(Stored data)

•••

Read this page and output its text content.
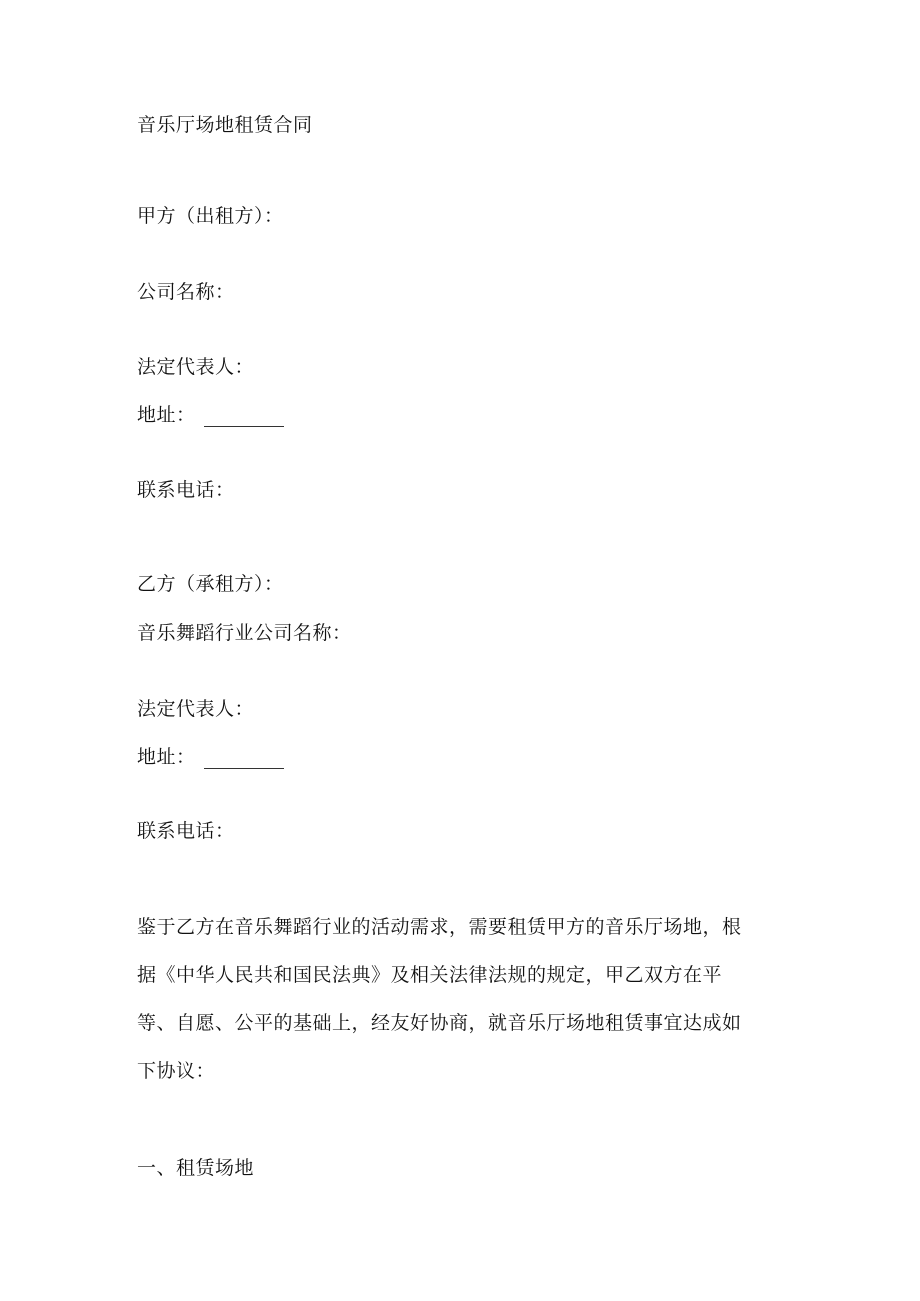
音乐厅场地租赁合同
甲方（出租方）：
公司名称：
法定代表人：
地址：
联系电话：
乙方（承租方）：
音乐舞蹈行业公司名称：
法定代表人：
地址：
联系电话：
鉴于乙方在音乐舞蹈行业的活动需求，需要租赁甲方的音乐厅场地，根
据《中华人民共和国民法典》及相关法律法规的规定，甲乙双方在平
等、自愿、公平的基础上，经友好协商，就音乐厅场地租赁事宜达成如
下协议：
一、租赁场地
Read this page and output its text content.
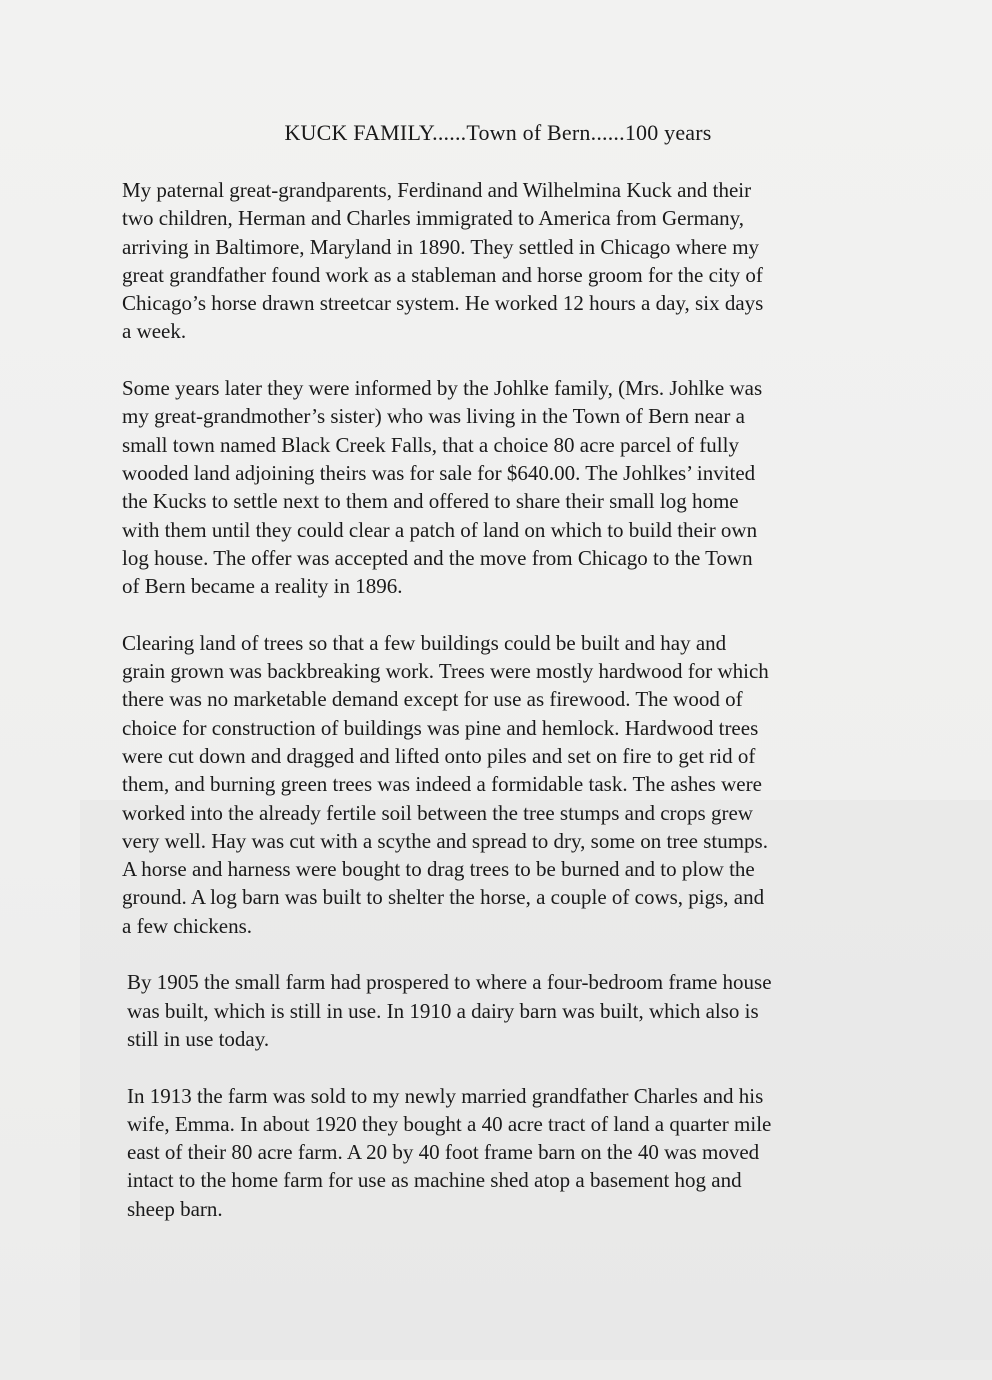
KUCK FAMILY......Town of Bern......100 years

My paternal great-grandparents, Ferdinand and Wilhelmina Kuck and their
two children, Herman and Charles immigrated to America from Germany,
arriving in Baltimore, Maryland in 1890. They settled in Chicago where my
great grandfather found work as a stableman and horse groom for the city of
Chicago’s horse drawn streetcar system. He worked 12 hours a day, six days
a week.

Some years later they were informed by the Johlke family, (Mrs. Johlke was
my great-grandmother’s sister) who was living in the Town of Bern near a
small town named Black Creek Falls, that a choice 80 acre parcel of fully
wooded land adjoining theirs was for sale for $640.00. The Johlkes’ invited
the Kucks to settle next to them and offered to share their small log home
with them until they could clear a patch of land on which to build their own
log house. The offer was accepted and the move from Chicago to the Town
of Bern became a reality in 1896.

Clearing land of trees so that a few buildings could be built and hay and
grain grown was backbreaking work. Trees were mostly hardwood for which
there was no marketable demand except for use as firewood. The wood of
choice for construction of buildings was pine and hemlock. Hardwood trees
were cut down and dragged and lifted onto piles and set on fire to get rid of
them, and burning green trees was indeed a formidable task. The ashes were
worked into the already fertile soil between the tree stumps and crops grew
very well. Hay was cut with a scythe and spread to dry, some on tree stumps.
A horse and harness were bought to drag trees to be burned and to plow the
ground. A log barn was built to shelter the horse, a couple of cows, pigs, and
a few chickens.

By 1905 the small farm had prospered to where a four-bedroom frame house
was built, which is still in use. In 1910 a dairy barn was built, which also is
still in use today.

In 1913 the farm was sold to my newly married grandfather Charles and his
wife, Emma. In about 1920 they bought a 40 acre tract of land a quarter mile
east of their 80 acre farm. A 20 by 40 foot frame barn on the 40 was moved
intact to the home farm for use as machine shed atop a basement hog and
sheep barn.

•••

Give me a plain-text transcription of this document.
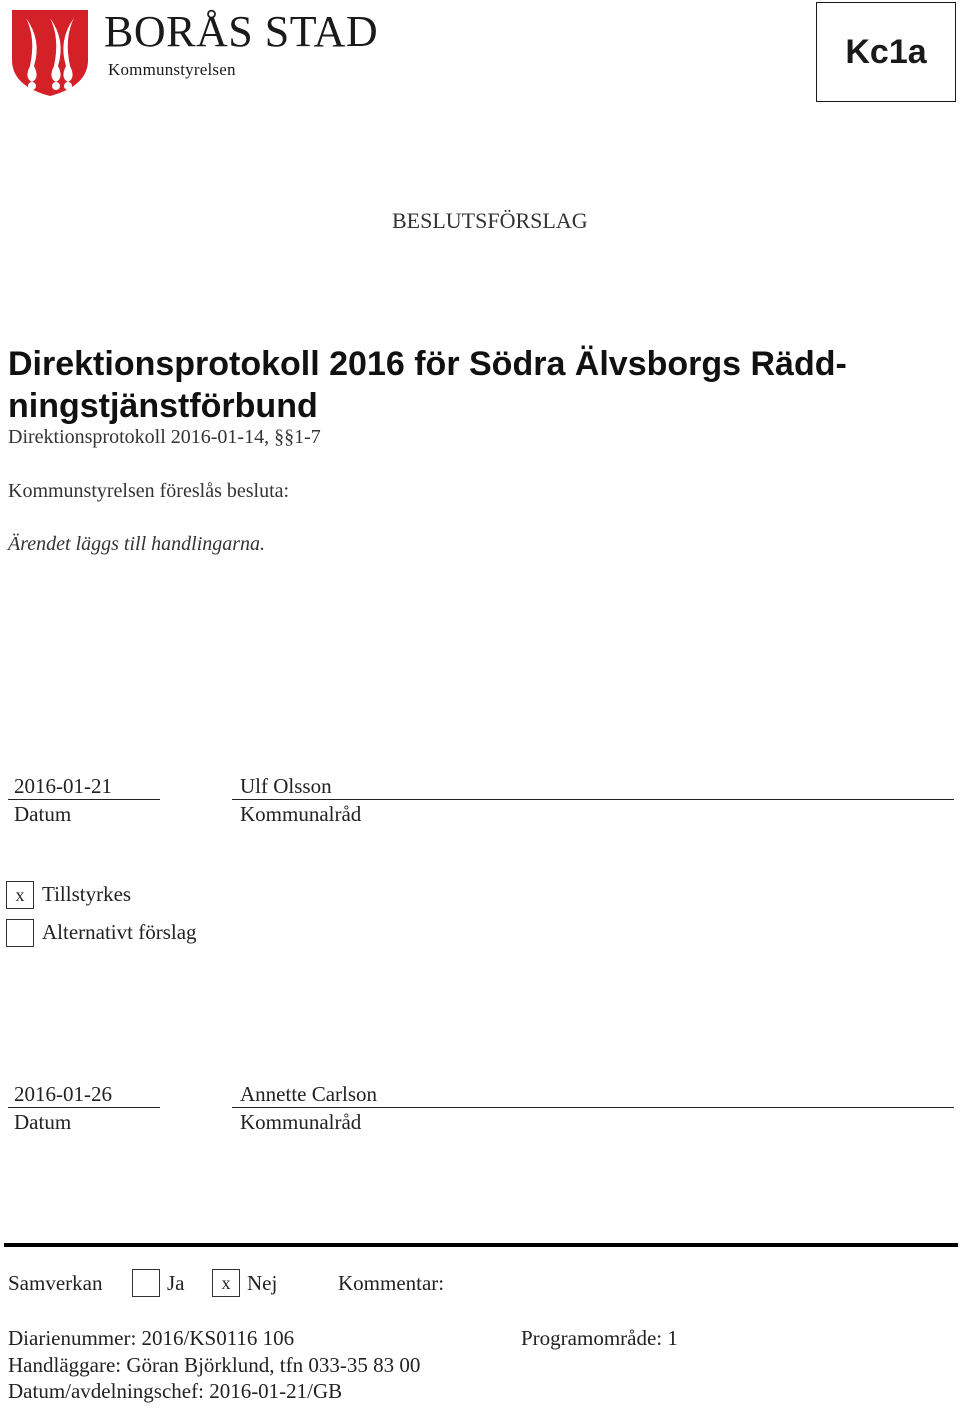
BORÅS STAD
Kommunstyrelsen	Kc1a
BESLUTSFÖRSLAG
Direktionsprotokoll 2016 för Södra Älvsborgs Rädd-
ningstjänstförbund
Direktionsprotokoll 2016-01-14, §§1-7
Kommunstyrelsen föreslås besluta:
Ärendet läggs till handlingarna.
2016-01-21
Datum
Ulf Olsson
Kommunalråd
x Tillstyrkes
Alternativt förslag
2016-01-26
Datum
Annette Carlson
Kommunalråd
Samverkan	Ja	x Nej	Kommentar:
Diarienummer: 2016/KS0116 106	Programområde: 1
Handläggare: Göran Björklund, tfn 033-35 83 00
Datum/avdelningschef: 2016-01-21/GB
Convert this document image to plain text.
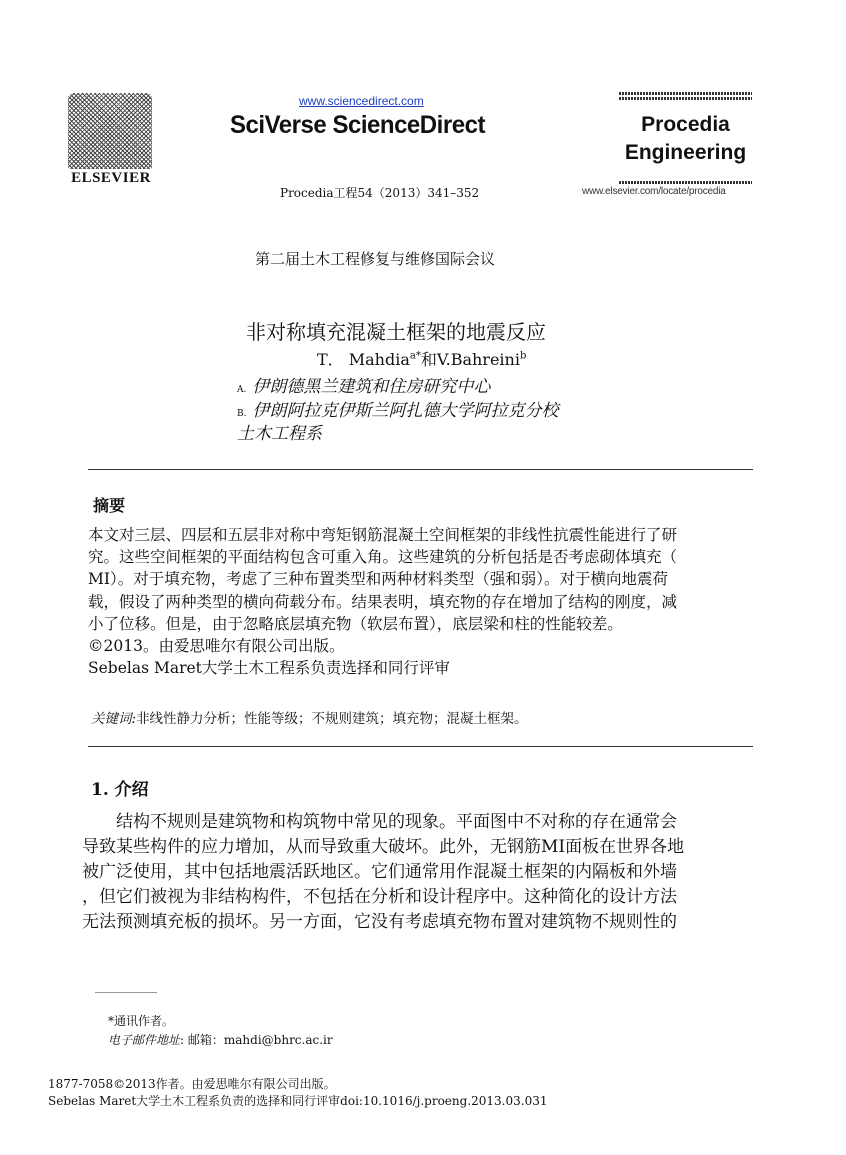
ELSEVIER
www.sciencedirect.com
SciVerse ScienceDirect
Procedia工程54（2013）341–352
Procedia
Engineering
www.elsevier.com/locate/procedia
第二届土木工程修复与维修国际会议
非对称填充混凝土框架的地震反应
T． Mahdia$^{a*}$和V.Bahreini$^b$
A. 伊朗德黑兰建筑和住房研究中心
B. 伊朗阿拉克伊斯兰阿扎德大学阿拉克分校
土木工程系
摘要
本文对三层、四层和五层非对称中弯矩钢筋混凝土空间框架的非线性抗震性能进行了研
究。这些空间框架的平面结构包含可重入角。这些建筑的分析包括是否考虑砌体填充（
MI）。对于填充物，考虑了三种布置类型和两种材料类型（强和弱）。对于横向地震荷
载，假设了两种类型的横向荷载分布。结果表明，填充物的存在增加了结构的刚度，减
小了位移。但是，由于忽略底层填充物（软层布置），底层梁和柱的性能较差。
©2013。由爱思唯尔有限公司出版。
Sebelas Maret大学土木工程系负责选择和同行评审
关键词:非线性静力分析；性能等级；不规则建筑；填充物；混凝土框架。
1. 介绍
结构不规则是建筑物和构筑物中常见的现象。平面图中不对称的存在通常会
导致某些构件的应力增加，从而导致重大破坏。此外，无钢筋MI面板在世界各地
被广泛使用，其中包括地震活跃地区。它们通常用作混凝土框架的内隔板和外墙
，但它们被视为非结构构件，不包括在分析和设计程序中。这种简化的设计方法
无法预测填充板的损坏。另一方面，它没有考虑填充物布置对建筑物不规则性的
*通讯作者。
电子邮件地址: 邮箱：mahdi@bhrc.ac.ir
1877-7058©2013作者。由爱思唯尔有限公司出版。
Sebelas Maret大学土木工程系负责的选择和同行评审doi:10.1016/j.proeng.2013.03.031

•••

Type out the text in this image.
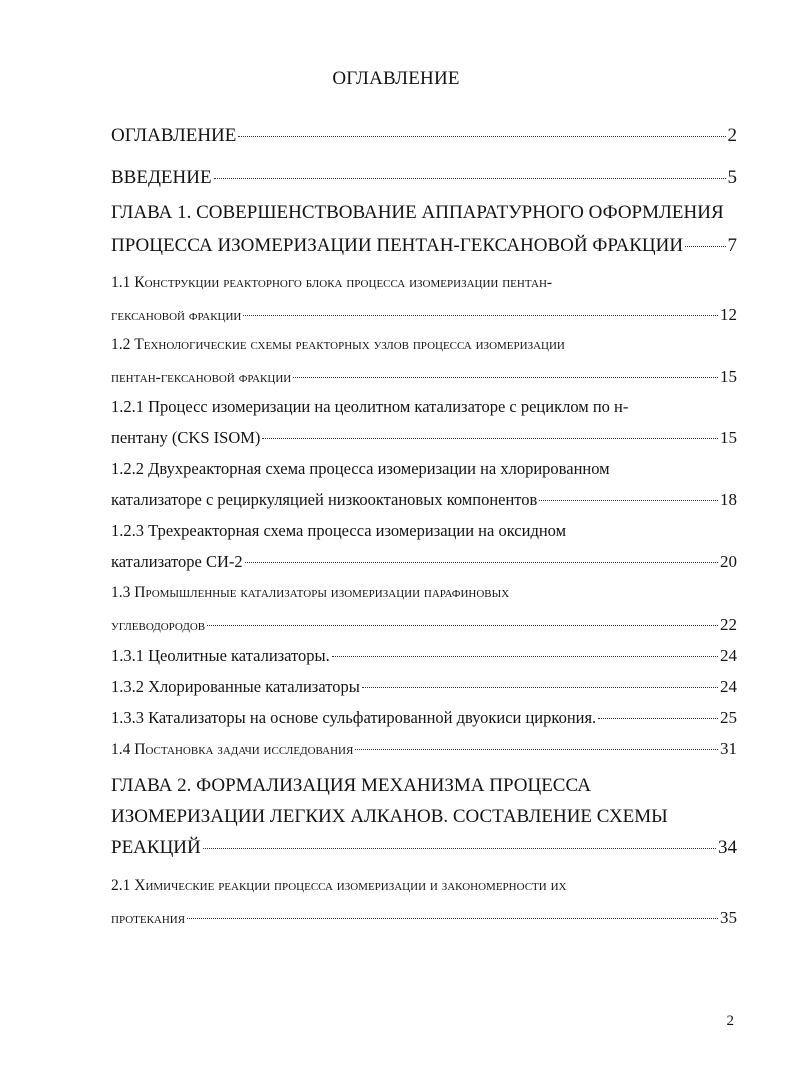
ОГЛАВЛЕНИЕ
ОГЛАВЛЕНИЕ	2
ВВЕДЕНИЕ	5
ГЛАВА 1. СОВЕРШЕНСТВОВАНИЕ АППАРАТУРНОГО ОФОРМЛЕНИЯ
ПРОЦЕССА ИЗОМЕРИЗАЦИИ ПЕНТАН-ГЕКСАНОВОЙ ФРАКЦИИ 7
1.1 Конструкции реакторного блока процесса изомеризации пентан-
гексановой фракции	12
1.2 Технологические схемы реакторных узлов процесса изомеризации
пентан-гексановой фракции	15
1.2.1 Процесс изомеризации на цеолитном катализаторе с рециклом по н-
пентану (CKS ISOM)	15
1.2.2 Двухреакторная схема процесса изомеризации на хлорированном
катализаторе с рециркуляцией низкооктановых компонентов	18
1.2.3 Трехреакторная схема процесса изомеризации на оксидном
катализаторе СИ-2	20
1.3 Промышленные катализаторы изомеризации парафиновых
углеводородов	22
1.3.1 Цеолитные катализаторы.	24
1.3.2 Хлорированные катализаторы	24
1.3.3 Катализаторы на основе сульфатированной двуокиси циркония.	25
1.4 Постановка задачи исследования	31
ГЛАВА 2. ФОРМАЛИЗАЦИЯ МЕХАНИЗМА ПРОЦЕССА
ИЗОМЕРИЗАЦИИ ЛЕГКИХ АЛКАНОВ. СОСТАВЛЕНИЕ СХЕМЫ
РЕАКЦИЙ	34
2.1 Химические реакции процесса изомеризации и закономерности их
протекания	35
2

•••

*PROBLEM DESCRIPTION:* Copy in full each line that holds the word "barn".

*FULL SOLUTION:*
ground. A log barn was built to shelter the horse, a couple of cows, pigs, and
was built, which is still in use. In 1910 a dairy barn was built, which also is
east of their 80 acre farm. A 20 by 40 foot frame barn on the 40 was moved
sheep barn.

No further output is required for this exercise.